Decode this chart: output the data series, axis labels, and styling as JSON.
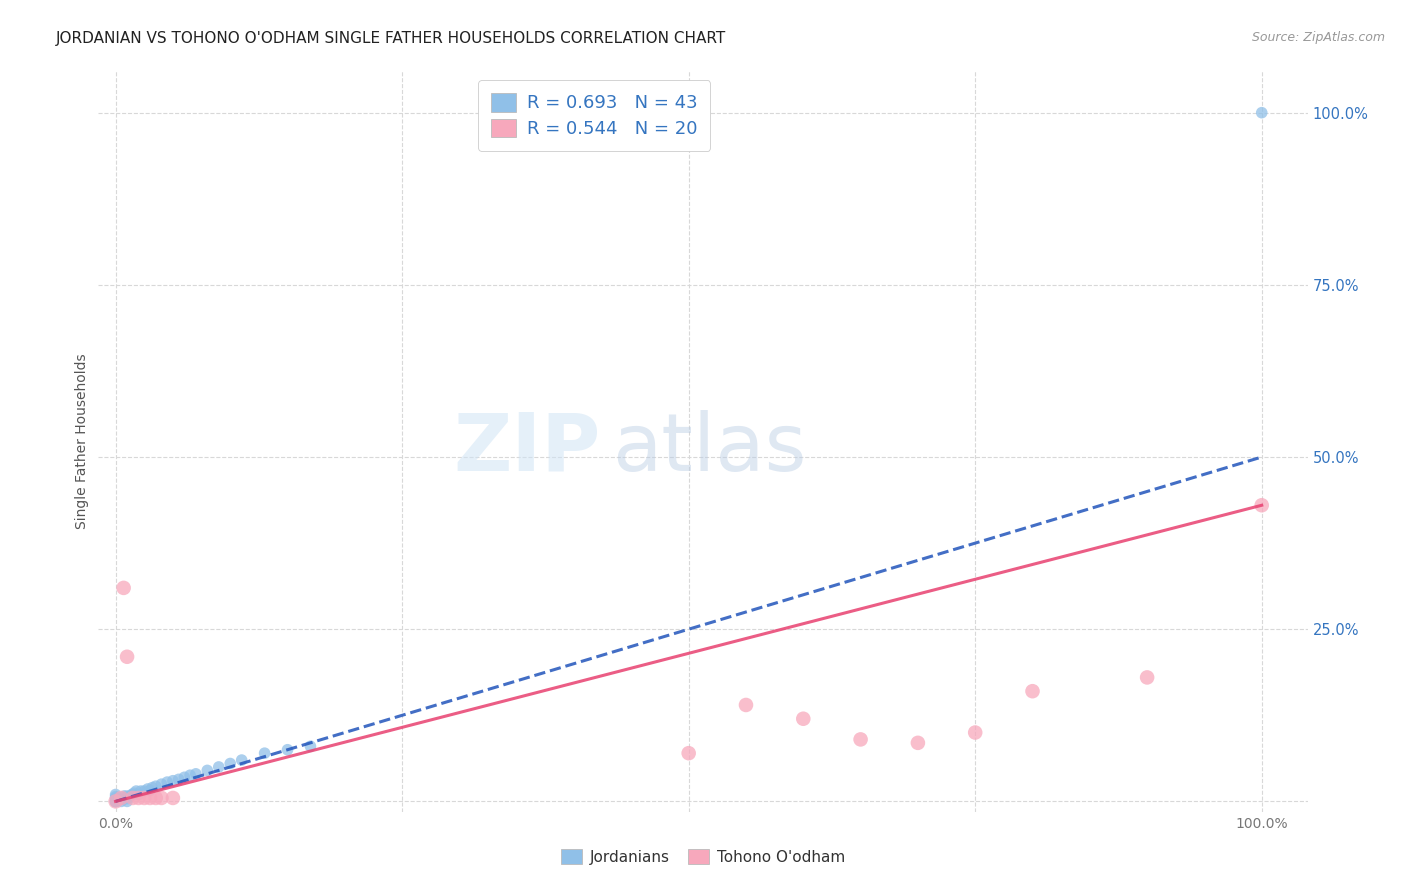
{
  "title": "JORDANIAN VS TOHONO O'ODHAM SINGLE FATHER HOUSEHOLDS CORRELATION CHART",
  "source": "Source: ZipAtlas.com",
  "ylabel": "Single Father Households",
  "xtick_positions": [
    0.0,
    0.25,
    0.5,
    0.75,
    1.0
  ],
  "xtick_labels": [
    "0.0%",
    "",
    "",
    "",
    "100.0%"
  ],
  "ytick_right_positions": [
    0.25,
    0.5,
    0.75,
    1.0
  ],
  "ytick_right_labels": [
    "25.0%",
    "50.0%",
    "75.0%",
    "100.0%"
  ],
  "xmin": -0.015,
  "xmax": 1.04,
  "ymin": -0.015,
  "ymax": 1.06,
  "legend_label_color": "#3575c0",
  "watermark_zip": "ZIP",
  "watermark_atlas": "atlas",
  "background_color": "#ffffff",
  "grid_color": "#d8d8d8",
  "jordanian_color": "#90c0e8",
  "tohono_color": "#f7a8bc",
  "jordanian_line_color": "#2255bb",
  "tohono_line_color": "#e84070",
  "jordanian_line_style": "--",
  "tohono_line_style": "-",
  "legend_entry_1": "R = 0.693   N = 43",
  "legend_entry_2": "R = 0.544   N = 20",
  "bottom_legend_1": "Jordanians",
  "bottom_legend_2": "Tohono O'odham",
  "jordanians_x": [
    0.0,
    0.0,
    0.0,
    0.0,
    0.0,
    0.0,
    0.0,
    0.0,
    0.0,
    0.005,
    0.005,
    0.007,
    0.008,
    0.01,
    0.01,
    0.01,
    0.012,
    0.013,
    0.015,
    0.016,
    0.018,
    0.02,
    0.022,
    0.025,
    0.028,
    0.03,
    0.032,
    0.035,
    0.04,
    0.045,
    0.05,
    0.055,
    0.06,
    0.065,
    0.07,
    0.08,
    0.09,
    0.1,
    0.11,
    0.13,
    0.15,
    0.17,
    1.0
  ],
  "jordanians_y": [
    0.0,
    0.0,
    0.0,
    0.0,
    0.0,
    0.003,
    0.005,
    0.007,
    0.01,
    0.0,
    0.003,
    0.005,
    0.008,
    0.0,
    0.004,
    0.007,
    0.006,
    0.009,
    0.01,
    0.012,
    0.015,
    0.01,
    0.015,
    0.015,
    0.018,
    0.016,
    0.02,
    0.022,
    0.025,
    0.028,
    0.03,
    0.032,
    0.035,
    0.038,
    0.04,
    0.045,
    0.05,
    0.055,
    0.06,
    0.07,
    0.075,
    0.08,
    1.0
  ],
  "tohono_x": [
    0.0,
    0.007,
    0.01,
    0.025,
    0.035,
    0.04,
    0.05,
    0.5,
    0.6,
    0.65,
    0.7,
    0.75,
    0.8,
    1.0,
    0.005,
    0.015,
    0.02,
    0.03,
    0.55,
    0.9
  ],
  "tohono_y": [
    0.0,
    0.31,
    0.21,
    0.005,
    0.005,
    0.005,
    0.005,
    0.07,
    0.12,
    0.09,
    0.085,
    0.1,
    0.16,
    0.43,
    0.005,
    0.005,
    0.005,
    0.005,
    0.14,
    0.18
  ],
  "jordanian_regline": [
    0.0,
    0.5
  ],
  "tohono_regline": [
    0.0,
    0.43
  ],
  "scatter_size_j": 70,
  "scatter_size_t": 110
}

■ Given request
Leave out the pictures and reproduce the rest of the listing exactly.

■ Response to this exercise
Decode this chart: output the data series, axis labels, and styling as JSON.
{
  "title": "JORDANIAN VS TOHONO O'ODHAM SINGLE FATHER HOUSEHOLDS CORRELATION CHART",
  "source": "Source: ZipAtlas.com",
  "ylabel": "Single Father Households",
  "xtick_positions": [
    0.0,
    0.25,
    0.5,
    0.75,
    1.0
  ],
  "xtick_labels": [
    "0.0%",
    "",
    "",
    "",
    "100.0%"
  ],
  "ytick_right_positions": [
    0.25,
    0.5,
    0.75,
    1.0
  ],
  "ytick_right_labels": [
    "25.0%",
    "50.0%",
    "75.0%",
    "100.0%"
  ],
  "xmin": -0.015,
  "xmax": 1.04,
  "ymin": -0.015,
  "ymax": 1.06,
  "legend_label_color": "#3575c0",
  "watermark_zip": "ZIP",
  "watermark_atlas": "atlas",
  "background_color": "#ffffff",
  "grid_color": "#d8d8d8",
  "jordanian_color": "#90c0e8",
  "tohono_color": "#f7a8bc",
  "jordanian_line_color": "#2255bb",
  "tohono_line_color": "#e84070",
  "jordanian_line_style": "--",
  "tohono_line_style": "-",
  "legend_entry_1": "R = 0.693   N = 43",
  "legend_entry_2": "R = 0.544   N = 20",
  "bottom_legend_1": "Jordanians",
  "bottom_legend_2": "Tohono O'odham",
  "jordanians_x": [
    0.0,
    0.0,
    0.0,
    0.0,
    0.0,
    0.0,
    0.0,
    0.0,
    0.0,
    0.005,
    0.005,
    0.007,
    0.008,
    0.01,
    0.01,
    0.01,
    0.012,
    0.013,
    0.015,
    0.016,
    0.018,
    0.02,
    0.022,
    0.025,
    0.028,
    0.03,
    0.032,
    0.035,
    0.04,
    0.045,
    0.05,
    0.055,
    0.06,
    0.065,
    0.07,
    0.08,
    0.09,
    0.1,
    0.11,
    0.13,
    0.15,
    0.17,
    1.0
  ],
  "jordanians_y": [
    0.0,
    0.0,
    0.0,
    0.0,
    0.0,
    0.003,
    0.005,
    0.007,
    0.01,
    0.0,
    0.003,
    0.005,
    0.008,
    0.0,
    0.004,
    0.007,
    0.006,
    0.009,
    0.01,
    0.012,
    0.015,
    0.01,
    0.015,
    0.015,
    0.018,
    0.016,
    0.02,
    0.022,
    0.025,
    0.028,
    0.03,
    0.032,
    0.035,
    0.038,
    0.04,
    0.045,
    0.05,
    0.055,
    0.06,
    0.07,
    0.075,
    0.08,
    1.0
  ],
  "tohono_x": [
    0.0,
    0.007,
    0.01,
    0.025,
    0.035,
    0.04,
    0.05,
    0.5,
    0.6,
    0.65,
    0.7,
    0.75,
    0.8,
    1.0,
    0.005,
    0.015,
    0.02,
    0.03,
    0.55,
    0.9
  ],
  "tohono_y": [
    0.0,
    0.31,
    0.21,
    0.005,
    0.005,
    0.005,
    0.005,
    0.07,
    0.12,
    0.09,
    0.085,
    0.1,
    0.16,
    0.43,
    0.005,
    0.005,
    0.005,
    0.005,
    0.14,
    0.18
  ],
  "jordanian_regline": [
    0.0,
    0.5
  ],
  "tohono_regline": [
    0.0,
    0.43
  ],
  "scatter_size_j": 70,
  "scatter_size_t": 110
}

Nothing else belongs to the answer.